Exercise directions
Note each line of the listing that contains the string "Nastro", and copy it.

Input
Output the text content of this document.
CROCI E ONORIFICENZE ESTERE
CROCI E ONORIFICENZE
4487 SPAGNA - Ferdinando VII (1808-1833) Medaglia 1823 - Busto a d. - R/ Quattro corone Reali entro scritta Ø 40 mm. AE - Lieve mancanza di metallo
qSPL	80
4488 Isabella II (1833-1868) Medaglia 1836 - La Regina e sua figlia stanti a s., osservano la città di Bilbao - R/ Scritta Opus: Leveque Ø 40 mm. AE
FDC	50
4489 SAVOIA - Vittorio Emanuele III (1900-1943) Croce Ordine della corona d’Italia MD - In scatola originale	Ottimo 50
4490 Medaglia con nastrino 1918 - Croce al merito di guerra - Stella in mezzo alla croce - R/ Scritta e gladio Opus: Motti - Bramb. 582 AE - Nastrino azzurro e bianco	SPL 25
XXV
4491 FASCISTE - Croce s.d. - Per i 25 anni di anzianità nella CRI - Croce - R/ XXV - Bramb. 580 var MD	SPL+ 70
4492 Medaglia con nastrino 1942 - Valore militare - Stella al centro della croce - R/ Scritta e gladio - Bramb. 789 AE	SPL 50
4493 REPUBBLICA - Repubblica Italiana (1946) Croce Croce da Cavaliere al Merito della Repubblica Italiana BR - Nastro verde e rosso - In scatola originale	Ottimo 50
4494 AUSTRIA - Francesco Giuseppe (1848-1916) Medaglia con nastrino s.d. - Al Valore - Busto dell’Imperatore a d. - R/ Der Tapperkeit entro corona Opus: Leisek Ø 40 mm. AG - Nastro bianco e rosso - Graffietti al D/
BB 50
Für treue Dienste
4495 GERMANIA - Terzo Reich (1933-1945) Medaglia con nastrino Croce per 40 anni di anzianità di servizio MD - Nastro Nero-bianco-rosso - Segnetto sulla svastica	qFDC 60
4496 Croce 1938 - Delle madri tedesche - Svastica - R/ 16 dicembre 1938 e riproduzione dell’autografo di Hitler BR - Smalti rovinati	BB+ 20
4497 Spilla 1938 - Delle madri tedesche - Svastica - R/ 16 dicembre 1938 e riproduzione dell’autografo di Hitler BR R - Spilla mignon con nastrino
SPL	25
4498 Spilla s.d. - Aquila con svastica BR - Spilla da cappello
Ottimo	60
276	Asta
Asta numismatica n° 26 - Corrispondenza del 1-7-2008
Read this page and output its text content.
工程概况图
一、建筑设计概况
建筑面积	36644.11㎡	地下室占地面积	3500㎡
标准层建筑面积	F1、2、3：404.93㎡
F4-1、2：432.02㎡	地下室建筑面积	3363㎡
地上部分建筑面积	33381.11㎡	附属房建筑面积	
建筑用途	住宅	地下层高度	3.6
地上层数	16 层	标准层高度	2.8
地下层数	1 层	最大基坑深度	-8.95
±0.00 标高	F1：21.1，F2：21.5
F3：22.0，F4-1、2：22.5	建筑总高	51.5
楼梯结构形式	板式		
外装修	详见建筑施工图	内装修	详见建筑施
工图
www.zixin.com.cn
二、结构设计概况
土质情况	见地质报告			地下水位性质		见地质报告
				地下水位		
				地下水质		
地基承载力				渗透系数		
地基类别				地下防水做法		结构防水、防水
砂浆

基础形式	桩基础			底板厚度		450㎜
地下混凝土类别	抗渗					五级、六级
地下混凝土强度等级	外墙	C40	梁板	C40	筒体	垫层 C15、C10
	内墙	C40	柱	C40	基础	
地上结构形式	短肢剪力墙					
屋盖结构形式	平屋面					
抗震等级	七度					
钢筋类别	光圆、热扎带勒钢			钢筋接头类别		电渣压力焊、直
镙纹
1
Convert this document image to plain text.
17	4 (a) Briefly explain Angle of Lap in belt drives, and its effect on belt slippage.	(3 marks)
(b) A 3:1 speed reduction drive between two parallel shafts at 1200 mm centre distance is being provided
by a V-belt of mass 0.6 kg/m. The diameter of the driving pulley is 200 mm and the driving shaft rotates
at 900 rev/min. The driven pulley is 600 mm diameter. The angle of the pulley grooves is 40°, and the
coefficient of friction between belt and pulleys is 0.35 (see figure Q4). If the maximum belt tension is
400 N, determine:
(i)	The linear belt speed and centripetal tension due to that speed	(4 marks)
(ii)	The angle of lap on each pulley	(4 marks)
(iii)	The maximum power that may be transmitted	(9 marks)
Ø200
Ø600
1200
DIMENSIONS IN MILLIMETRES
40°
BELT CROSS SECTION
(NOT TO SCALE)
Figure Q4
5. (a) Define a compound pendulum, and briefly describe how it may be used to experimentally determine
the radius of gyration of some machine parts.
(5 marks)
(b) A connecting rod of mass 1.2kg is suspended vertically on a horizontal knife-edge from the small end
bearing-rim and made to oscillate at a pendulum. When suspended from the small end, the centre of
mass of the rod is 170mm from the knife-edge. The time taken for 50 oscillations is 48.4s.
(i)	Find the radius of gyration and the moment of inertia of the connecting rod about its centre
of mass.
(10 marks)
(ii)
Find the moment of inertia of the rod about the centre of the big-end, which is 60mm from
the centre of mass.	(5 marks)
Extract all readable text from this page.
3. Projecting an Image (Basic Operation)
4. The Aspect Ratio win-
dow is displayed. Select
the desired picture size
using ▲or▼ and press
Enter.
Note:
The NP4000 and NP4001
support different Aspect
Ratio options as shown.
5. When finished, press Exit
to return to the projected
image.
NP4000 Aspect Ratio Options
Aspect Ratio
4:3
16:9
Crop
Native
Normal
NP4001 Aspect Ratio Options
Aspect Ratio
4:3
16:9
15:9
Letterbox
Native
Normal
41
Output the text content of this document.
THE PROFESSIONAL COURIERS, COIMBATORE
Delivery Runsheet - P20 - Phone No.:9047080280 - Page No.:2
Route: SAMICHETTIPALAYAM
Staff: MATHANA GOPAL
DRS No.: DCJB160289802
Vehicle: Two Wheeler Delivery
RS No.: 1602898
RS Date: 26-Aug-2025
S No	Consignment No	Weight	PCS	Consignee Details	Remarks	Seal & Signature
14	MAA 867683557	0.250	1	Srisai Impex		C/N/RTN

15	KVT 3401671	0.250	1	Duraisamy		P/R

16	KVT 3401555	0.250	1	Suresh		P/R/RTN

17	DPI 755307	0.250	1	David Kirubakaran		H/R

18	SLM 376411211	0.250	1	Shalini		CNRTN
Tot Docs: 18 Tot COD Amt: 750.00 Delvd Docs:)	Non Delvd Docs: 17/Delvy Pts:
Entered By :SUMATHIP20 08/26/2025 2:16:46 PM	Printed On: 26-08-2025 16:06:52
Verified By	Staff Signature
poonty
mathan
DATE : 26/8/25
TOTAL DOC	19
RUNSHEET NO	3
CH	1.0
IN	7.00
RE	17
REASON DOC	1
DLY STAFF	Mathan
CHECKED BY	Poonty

Solution for this problem
4493 REPUBBLICA - Repubblica Italiana (1946) Croce Croce da Cavaliere al Merito della Repubblica Italiana BR - Nastro verde e rosso - In scatola originale	Ottimo 50
4494 AUSTRIA - Francesco Giuseppe (1848-1916) Medaglia con nastrino s.d. - Al Valore - Busto dell’Imperatore a d. - R/ Der Tapperkeit entro corona Opus: Leisek Ø 40 mm. AG - Nastro bianco e rosso - Graffietti al D/
4495 GERMANIA - Terzo Reich (1933-1945) Medaglia con nastrino Croce per 40 anni di anzianità di servizio MD - Nastro Nero-bianco-rosso - Segnetto sulla svastica	qFDC 60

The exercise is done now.